[START OF DATA PROVIDED]

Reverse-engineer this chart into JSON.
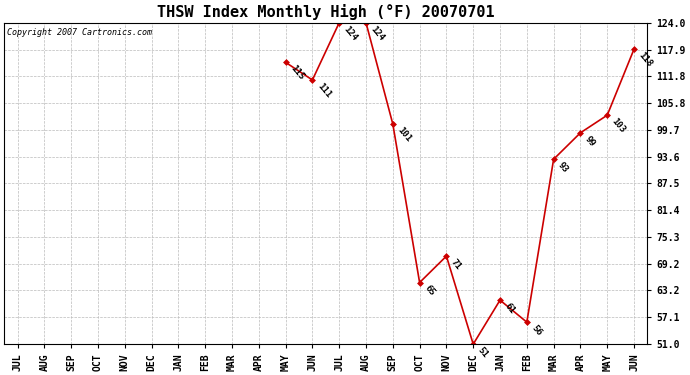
{
  "title": "THSW Index Monthly High (°F) 20070701",
  "copyright": "Copyright 2007 Cartronics.com",
  "x_labels": [
    "JUL",
    "AUG",
    "SEP",
    "OCT",
    "NOV",
    "DEC",
    "JAN",
    "FEB",
    "MAR",
    "APR",
    "MAY",
    "JUN",
    "JUL",
    "AUG",
    "SEP",
    "OCT",
    "NOV",
    "DEC",
    "JAN",
    "FEB",
    "MAR",
    "APR",
    "MAY",
    "JUN"
  ],
  "y_values": [
    null,
    null,
    null,
    null,
    null,
    null,
    null,
    null,
    null,
    null,
    115,
    111,
    124,
    124,
    101,
    65,
    71,
    51,
    61,
    56,
    93,
    99,
    103,
    118
  ],
  "data_labels": [
    null,
    null,
    null,
    null,
    null,
    null,
    null,
    null,
    null,
    null,
    "115",
    "111",
    "124",
    "124",
    "101",
    "65",
    "71",
    "51",
    "61",
    "56",
    "93",
    "99",
    "103",
    "118"
  ],
  "line_color": "#cc0000",
  "marker_color": "#cc0000",
  "bg_color": "#ffffff",
  "grid_color": "#bbbbbb",
  "ylim_min": 51.0,
  "ylim_max": 124.0,
  "yticks": [
    51.0,
    57.1,
    63.2,
    69.2,
    75.3,
    81.4,
    87.5,
    93.6,
    99.7,
    105.8,
    111.8,
    117.9,
    124.0
  ],
  "title_fontsize": 11,
  "label_fontsize": 6.5,
  "tick_fontsize": 7,
  "copyright_fontsize": 6
}
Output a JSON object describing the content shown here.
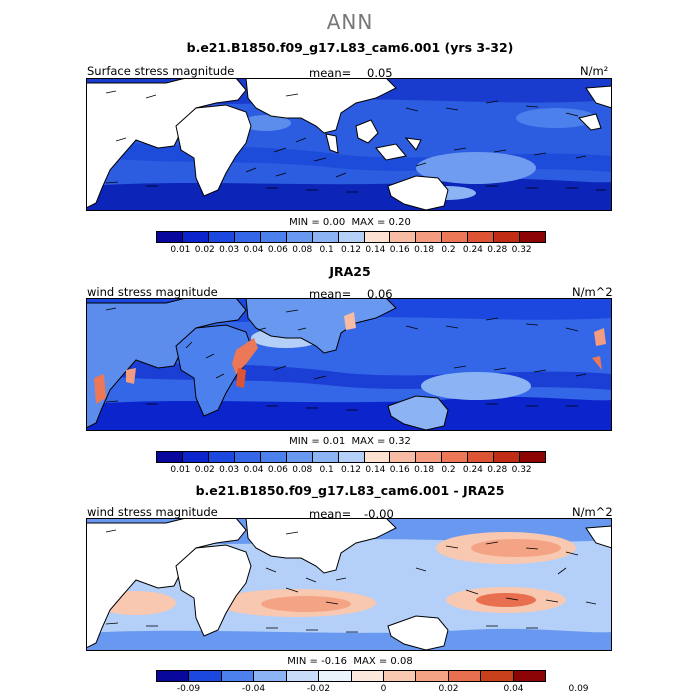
{
  "page_title": "ANN",
  "panels": [
    {
      "title": "b.e21.B1850.f09_g17.L83_cam6.001 (yrs 3-32)",
      "left_label": "Surface stress magnitude",
      "mean_label": "mean=",
      "mean_value": "0.05",
      "units": "N/m²",
      "min_label": "MIN =",
      "min_value": "0.00",
      "max_label": "MAX =",
      "max_value": "0.20",
      "colorbar_ticks": [
        "0.01",
        "0.02",
        "0.03",
        "0.04",
        "0.06",
        "0.08",
        "0.1",
        "0.12",
        "0.14",
        "0.16",
        "0.18",
        "0.2",
        "0.24",
        "0.28",
        "0.32"
      ]
    },
    {
      "title": "JRA25",
      "left_label": "wind stress magnitude",
      "mean_label": "mean=",
      "mean_value": "0.06",
      "units": "N/m^2",
      "min_label": "MIN =",
      "min_value": "0.01",
      "max_label": "MAX =",
      "max_value": "0.32",
      "colorbar_ticks": [
        "0.01",
        "0.02",
        "0.03",
        "0.04",
        "0.06",
        "0.08",
        "0.1",
        "0.12",
        "0.14",
        "0.16",
        "0.18",
        "0.2",
        "0.24",
        "0.28",
        "0.32"
      ]
    },
    {
      "title": "b.e21.B1850.f09_g17.L83_cam6.001 - JRA25",
      "left_label": "wind stress magnitude",
      "mean_label": "mean=",
      "mean_value": "-0.00",
      "units": "N/m^2",
      "min_label": "MIN =",
      "min_value": "-0.16",
      "max_label": "MAX =",
      "max_value": "0.08",
      "colorbar_ticks": [
        "-0.09",
        "-0.04",
        "-0.02",
        "0",
        "0.02",
        "0.04",
        "0.09"
      ]
    }
  ],
  "colors": {
    "seq_scale": [
      "#08089c",
      "#0c24cc",
      "#1c48e0",
      "#3466e8",
      "#4c80ec",
      "#6898f0",
      "#8cb4f4",
      "#b4d0f8",
      "#fce0d0",
      "#f8bca4",
      "#f49c80",
      "#ec7858",
      "#dc5434",
      "#c02c14",
      "#8c0404"
    ],
    "diff_scale": [
      "#08089c",
      "#1c48e0",
      "#4c80ec",
      "#8cb4f4",
      "#c8dcfa",
      "#eaf2fc",
      "#fce8dc",
      "#f8c8b0",
      "#f4a484",
      "#e87050",
      "#c8401c",
      "#8c0404"
    ],
    "land": "#ffffff",
    "coast": "#000000"
  }
}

[END OF DATA PROVIDED]

● THE PROBLEM:
Give nothing but the number of lines containing the string "JSON".

● RESPONSE:
2